Required task:
Your answer should be a single number: the count of lines that include "fraction".

--- Begin Supplied records ---

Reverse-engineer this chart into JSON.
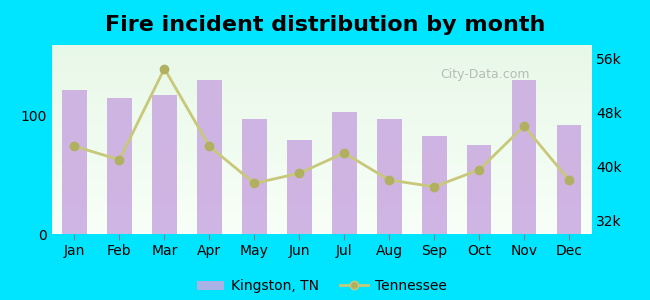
{
  "title": "Fire incident distribution by month",
  "months": [
    "Jan",
    "Feb",
    "Mar",
    "Apr",
    "May",
    "Jun",
    "Jul",
    "Aug",
    "Sep",
    "Oct",
    "Nov",
    "Dec"
  ],
  "kingston_values": [
    122,
    115,
    118,
    130,
    97,
    80,
    103,
    97,
    83,
    75,
    130,
    92
  ],
  "tennessee_values": [
    43000,
    41000,
    54500,
    43000,
    37500,
    39000,
    42000,
    38000,
    37000,
    39500,
    46000,
    38000
  ],
  "bar_color": "#c9a8e0",
  "line_color": "#c8c87a",
  "line_marker_color": "#b0b060",
  "background_color_top": "#e8f5e8",
  "background_color_bottom": "#f0f8f0",
  "outer_background": "#00e5ff",
  "left_ylim": [
    0,
    160
  ],
  "right_ylim": [
    30000,
    58000
  ],
  "left_yticks": [
    0,
    100
  ],
  "right_yticks": [
    32000,
    40000,
    48000,
    56000
  ],
  "right_yticklabels": [
    "32k",
    "40k",
    "48k",
    "56k"
  ],
  "legend_kingston": "Kingston, TN",
  "legend_tennessee": "Tennessee",
  "watermark": "City-Data.com",
  "title_fontsize": 16,
  "tick_fontsize": 10
}
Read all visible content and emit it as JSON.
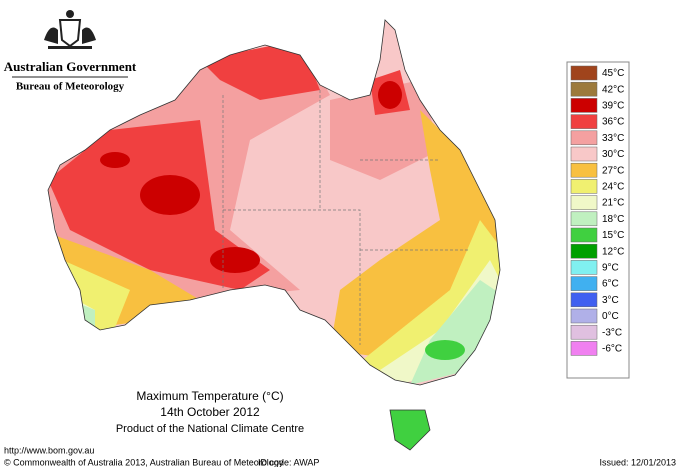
{
  "header": {
    "government": "Australian Government",
    "agency": "Bureau of Meteorology"
  },
  "legend": [
    {
      "label": "45°C",
      "color": "#a0441c"
    },
    {
      "label": "42°C",
      "color": "#9c7a3c"
    },
    {
      "label": "39°C",
      "color": "#cc0000"
    },
    {
      "label": "36°C",
      "color": "#f04040"
    },
    {
      "label": "33°C",
      "color": "#f4a0a0"
    },
    {
      "label": "30°C",
      "color": "#f8c8c8"
    },
    {
      "label": "27°C",
      "color": "#f8c040"
    },
    {
      "label": "24°C",
      "color": "#f0f070"
    },
    {
      "label": "21°C",
      "color": "#f0f8c8"
    },
    {
      "label": "18°C",
      "color": "#c0f0c0"
    },
    {
      "label": "15°C",
      "color": "#40d040"
    },
    {
      "label": "12°C",
      "color": "#00a000"
    },
    {
      "label": "9°C",
      "color": "#80f0f0"
    },
    {
      "label": "6°C",
      "color": "#40b0f0"
    },
    {
      "label": "3°C",
      "color": "#4060f0"
    },
    {
      "label": "0°C",
      "color": "#b0b0e8"
    },
    {
      "label": "-3°C",
      "color": "#e0c0e0"
    },
    {
      "label": "-6°C",
      "color": "#f080f0"
    }
  ],
  "caption": {
    "title": "Maximum Temperature (°C)",
    "date": "14th October 2012",
    "product": "Product of the National Climate Centre"
  },
  "footer": {
    "url": "http://www.bom.gov.au",
    "copyright": "© Commonwealth of Australia 2013, Australian Bureau of Meteorology",
    "id_code": "ID code: AWAP",
    "issued": "Issued: 12/01/2013"
  }
}
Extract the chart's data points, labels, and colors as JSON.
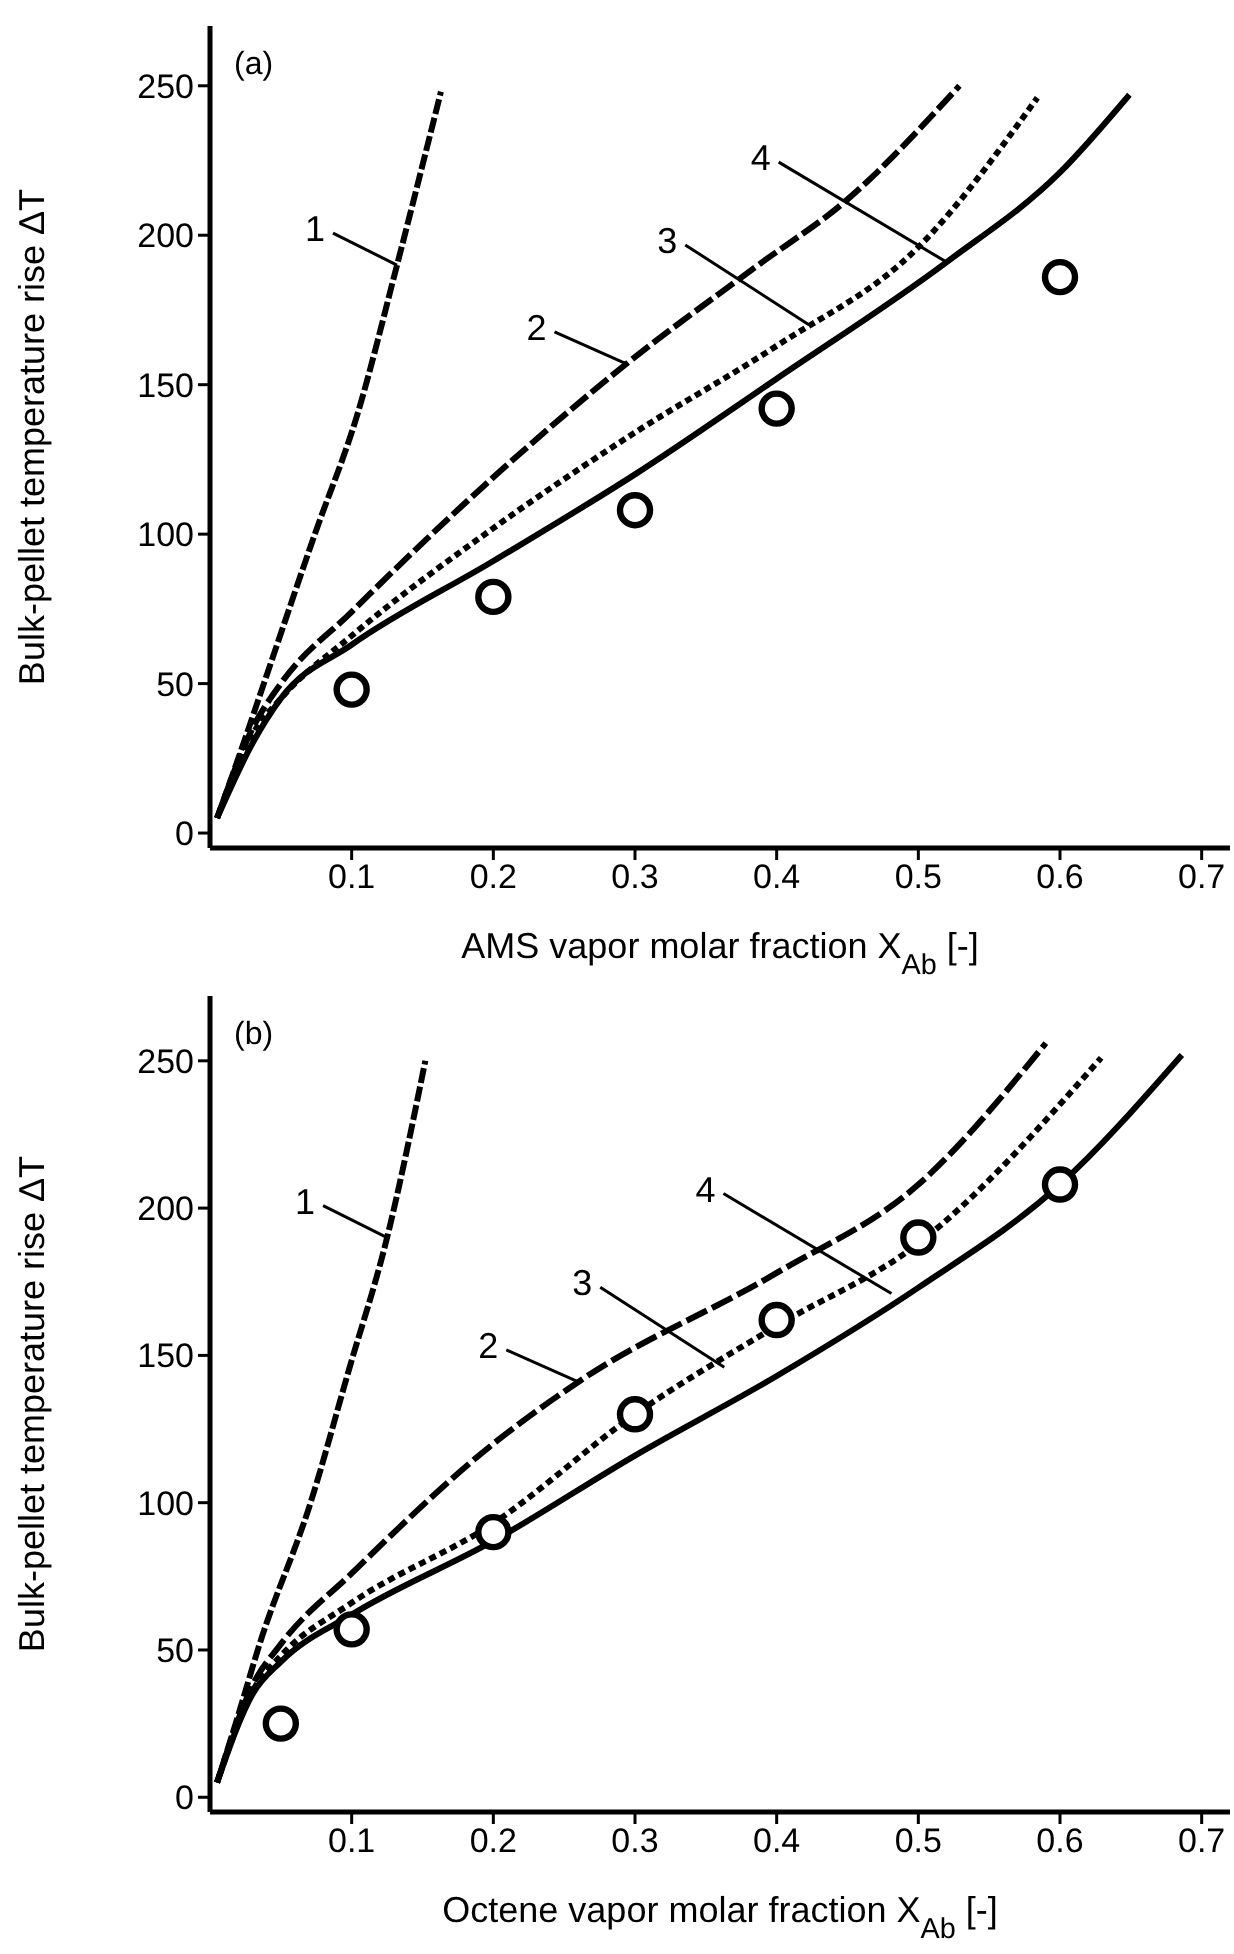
{
  "chart_data": [
    {
      "type": "line",
      "xlabel": "AMS vapor molar fraction X$_{Ab}$ [-]",
      "ylabel": "Bulk-pellet temperature rise ΔT",
      "xlim": [
        0,
        0.72
      ],
      "xticks": [
        0.1,
        0.2,
        0.3,
        0.4,
        0.5,
        0.6,
        0.7
      ],
      "ylim": [
        -5,
        270
      ],
      "yticks": [
        0,
        50,
        100,
        150,
        200,
        250
      ],
      "grid": false,
      "legend": false,
      "series": [
        {
          "type": "line",
          "color": "#000000",
          "line_style": "dashed",
          "marker": "none",
          "x": [
            0.005,
            0.02,
            0.038,
            0.074,
            0.104,
            0.132,
            0.163
          ],
          "values": [
            5,
            25,
            50,
            100,
            140,
            190,
            248
          ]
        },
        {
          "type": "line",
          "color": "#000000",
          "line_style": "dashed",
          "marker": "none",
          "x": [
            0.005,
            0.03,
            0.05,
            0.1,
            0.2,
            0.294,
            0.384,
            0.45,
            0.529
          ],
          "values": [
            5,
            35,
            50,
            74,
            119,
            157,
            189,
            212,
            250
          ]
        },
        {
          "type": "line",
          "color": "#000000",
          "line_style": "dotted",
          "marker": "none",
          "x": [
            0.005,
            0.03,
            0.05,
            0.1,
            0.2,
            0.3,
            0.4,
            0.5,
            0.584
          ],
          "values": [
            5,
            33,
            45,
            66,
            102,
            134,
            163,
            196,
            246
          ]
        },
        {
          "type": "line",
          "color": "#000000",
          "line_style": "solid",
          "marker": "none",
          "x": [
            0.005,
            0.03,
            0.05,
            0.1,
            0.2,
            0.3,
            0.4,
            0.52,
            0.6,
            0.649
          ],
          "values": [
            5,
            30,
            45,
            63,
            91,
            120,
            152,
            191,
            221,
            247
          ]
        },
        {
          "type": "scatter",
          "color": "#000000",
          "marker": "circle",
          "x": [
            0.1,
            0.2,
            0.3,
            0.4,
            0.6
          ],
          "values": [
            48,
            79,
            108,
            142,
            186
          ]
        }
      ],
      "annotations": [
        "(a)",
        {
          "text": "1",
          "x": 0.132,
          "y": 190
        },
        {
          "text": "2",
          "x": 0.294,
          "y": 157
        },
        {
          "text": "3",
          "x": 0.423,
          "y": 170
        },
        {
          "text": "4",
          "x": 0.52,
          "y": 191
        }
      ]
    },
    {
      "type": "line",
      "xlabel": "Octene vapor molar fraction X$_{Ab}$ [-]",
      "ylabel": "Bulk-pellet temperature rise ΔT",
      "xlim": [
        0,
        0.72
      ],
      "xticks": [
        0.1,
        0.2,
        0.3,
        0.4,
        0.5,
        0.6,
        0.7
      ],
      "ylim": [
        -5,
        272
      ],
      "yticks": [
        0,
        50,
        100,
        150,
        200,
        250
      ],
      "grid": false,
      "legend": false,
      "series": [
        {
          "type": "line",
          "color": "#000000",
          "line_style": "dashed",
          "marker": "none",
          "x": [
            0.005,
            0.02,
            0.035,
            0.071,
            0.098,
            0.125,
            0.152
          ],
          "values": [
            5,
            28,
            52,
            100,
            145,
            190,
            250
          ]
        },
        {
          "type": "line",
          "color": "#000000",
          "line_style": "dashed",
          "marker": "none",
          "x": [
            0.005,
            0.03,
            0.05,
            0.1,
            0.2,
            0.26,
            0.4,
            0.5,
            0.59
          ],
          "values": [
            5,
            38,
            52,
            76,
            120,
            141,
            178,
            208,
            256
          ]
        },
        {
          "type": "line",
          "color": "#000000",
          "line_style": "dotted",
          "marker": "none",
          "x": [
            0.005,
            0.03,
            0.05,
            0.1,
            0.2,
            0.3,
            0.4,
            0.5,
            0.629
          ],
          "values": [
            5,
            36,
            48,
            66,
            93,
            130,
            160,
            188,
            251
          ]
        },
        {
          "type": "line",
          "color": "#000000",
          "line_style": "solid",
          "marker": "none",
          "x": [
            0.005,
            0.03,
            0.05,
            0.1,
            0.2,
            0.3,
            0.4,
            0.5,
            0.6,
            0.686
          ],
          "values": [
            5,
            35,
            46,
            62,
            87,
            116,
            143,
            173,
            208,
            252
          ]
        },
        {
          "type": "scatter",
          "color": "#000000",
          "marker": "circle",
          "x": [
            0.05,
            0.1,
            0.2,
            0.3,
            0.4,
            0.5,
            0.6
          ],
          "values": [
            25,
            57,
            90,
            130,
            162,
            190,
            208
          ]
        }
      ],
      "annotations": [
        "(b)",
        {
          "text": "1",
          "x": 0.125,
          "y": 190
        },
        {
          "text": "2",
          "x": 0.26,
          "y": 141
        },
        {
          "text": "3",
          "x": 0.363,
          "y": 146
        },
        {
          "text": "4",
          "x": 0.481,
          "y": 171
        }
      ]
    }
  ]
}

--- End Supplied records ---

Solution for this task:
2